## begin

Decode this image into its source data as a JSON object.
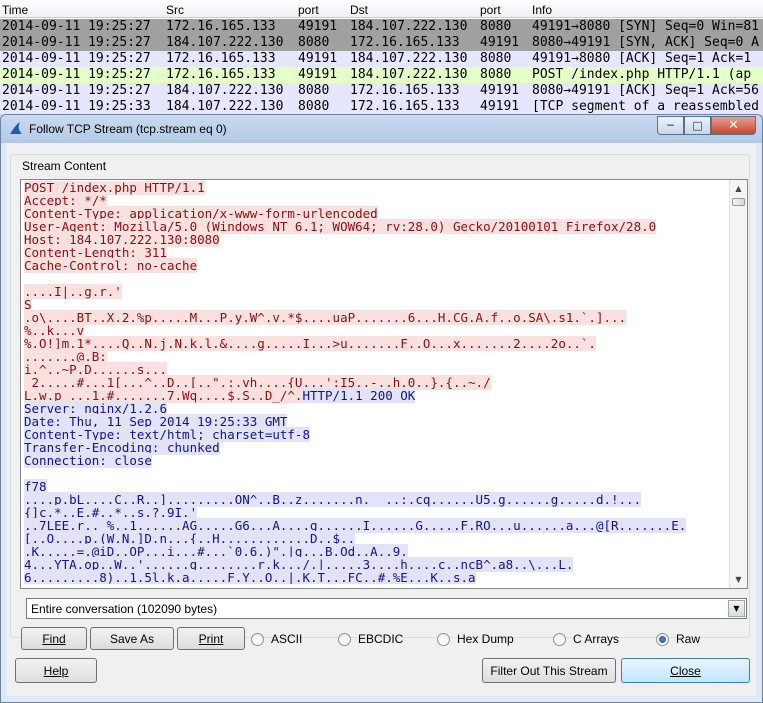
{
  "packet_list": {
    "columns": [
      "Time",
      "Src",
      "port",
      "Dst",
      "port",
      "Info"
    ],
    "rows": [
      [
        "2014-09-11 19:25:27",
        "172.16.165.133",
        "49191",
        "184.107.222.130",
        "8080",
        "49191→8080 [SYN] Seq=0 Win=81"
      ],
      [
        "2014-09-11 19:25:27",
        "184.107.222.130",
        "8080",
        "172.16.165.133",
        "49191",
        "8080→49191 [SYN, ACK] Seq=0 A"
      ],
      [
        "2014-09-11 19:25:27",
        "172.16.165.133",
        "49191",
        "184.107.222.130",
        "8080",
        "49191→8080 [ACK] Seq=1 Ack=1"
      ],
      [
        "2014-09-11 19:25:27",
        "172.16.165.133",
        "49191",
        "184.107.222.130",
        "8080",
        "POST /index.php HTTP/1.1  (ap"
      ],
      [
        "2014-09-11 19:25:27",
        "184.107.222.130",
        "8080",
        "172.16.165.133",
        "49191",
        "8080→49191 [ACK] Seq=1 Ack=56"
      ],
      [
        "2014-09-11 19:25:33",
        "184.107.222.130",
        "8080",
        "172.16.165.133",
        "49191",
        "[TCP segment of a reassembled"
      ]
    ],
    "row_colors": [
      "#a0a0a0",
      "#a0a0a0",
      "#e7e6ff",
      "#e4ffc7",
      "#e7e6ff",
      "#e7e6ff"
    ]
  },
  "dialog": {
    "title": "Follow TCP Stream (tcp.stream eq 0)",
    "title_icon": "shark-fin-icon",
    "window_buttons": {
      "minimize": "─",
      "maximize": "□",
      "close": "✕"
    },
    "group_label": "Stream Content",
    "stream_lines": [
      {
        "t": "POST /index.php HTTP/1.1",
        "s": "c"
      },
      {
        "t": "Accept: */*",
        "s": "c"
      },
      {
        "t": "Content-Type: application/x-www-form-urlencoded",
        "s": "c"
      },
      {
        "t": "User-Agent: Mozilla/5.0 (Windows NT 6.1; WOW64; rv:28.0) Gecko/20100101 Firefox/28.0",
        "s": "c"
      },
      {
        "t": "Host: 184.107.222.130:8080",
        "s": "c"
      },
      {
        "t": "Content-Length: 311",
        "s": "c"
      },
      {
        "t": "Cache-Control: no-cache",
        "s": "c"
      },
      {
        "t": "",
        "s": "c"
      },
      {
        "t": "....I|..g.r.'",
        "s": "c"
      },
      {
        "t": "S",
        "s": "c"
      },
      {
        "t": ".o\\....BT..X.2.%p.....M...P.y.W^.v.*$....uaP.......6...H.CG.A.f..o.SA\\.s1.`.]...",
        "s": "c"
      },
      {
        "t": "%..k...v",
        "s": "c"
      },
      {
        "t": "%.O!]m.1*....Q..N.j.N.k.l.&....g.....I...>u.......F..O...x.......2....2o..`.",
        "s": "c"
      },
      {
        "t": ".......@.B:",
        "s": "c"
      },
      {
        "t": "i.^..~P.D......s...",
        "s": "c"
      },
      {
        "t": " 2.....#...1[...^..D..[..\".:.vh....{U...':I5..-..h.0..}.{..~./",
        "s": "c"
      },
      {
        "t": "L.w.p ...1.#.......7.Wq....$.S..D_/^.",
        "s": "c",
        "tail": "HTTP/1.1 200 OK"
      },
      {
        "t": "Server: nginx/1.2.6",
        "s": "s"
      },
      {
        "t": "Date: Thu, 11 Sep 2014 19:25:33 GMT",
        "s": "s"
      },
      {
        "t": "Content-Type: text/html; charset=utf-8",
        "s": "s"
      },
      {
        "t": "Transfer-Encoding: chunked",
        "s": "s"
      },
      {
        "t": "Connection: close",
        "s": "s"
      },
      {
        "t": "",
        "s": "s"
      },
      {
        "t": "f78",
        "s": "s"
      },
      {
        "t": "....p.bL....C..R..].........ON^..B..z.......n.  ..:.cq......U5.g......g.....d.!...",
        "s": "s"
      },
      {
        "t": "{]c.*..E.#..*..s.?.9I.'",
        "s": "s"
      },
      {
        "t": "..7LEE.r.._%..1......AG.....G6...A....g......I......G.....F.RO...u......a...@[R.......E.",
        "s": "s"
      },
      {
        "t": "[..O....p.(W.N.]D.n...{..H............D..$..",
        "s": "s"
      },
      {
        "t": ".K.....=.@iD..OP...i...#...`0.6.)\".|g...B.Od..A..9.",
        "s": "s"
      },
      {
        "t": "4...YTA.op..W..'......g........r.k.../.|.....3....h....c..ncB^.a8..\\...L.",
        "s": "s"
      },
      {
        "t": "6.........8)..1.5l.k.a.....F.Y..O..|.K.T...FC..#.%E...K..s.a",
        "s": "s"
      }
    ],
    "combo_value": "Entire conversation (102090 bytes)",
    "buttons": {
      "find": "Find",
      "save_as": "Save As",
      "print": "Print",
      "help": "Help",
      "filter_out": "Filter Out This Stream",
      "close": "Close"
    },
    "radios": [
      {
        "label": "ASCII",
        "selected": false
      },
      {
        "label": "EBCDIC",
        "selected": false
      },
      {
        "label": "Hex Dump",
        "selected": false
      },
      {
        "label": "C Arrays",
        "selected": false
      },
      {
        "label": "Raw",
        "selected": true
      }
    ],
    "colors": {
      "client_text": "#8b1010",
      "client_bg": "#fbe0e0",
      "server_text": "#13138c",
      "server_bg": "#e2e2f8"
    }
  }
}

## end

WRITTEN PROBLEM:
Find all lines with "HTTP" in them and copy each one.

OUTPUT OF THE TASK:
        "POST /index.php HTTP/1.1  (ap"
        "t": "POST /index.php HTTP/1.1",
        "tail": "HTTP/1.1 200 OK"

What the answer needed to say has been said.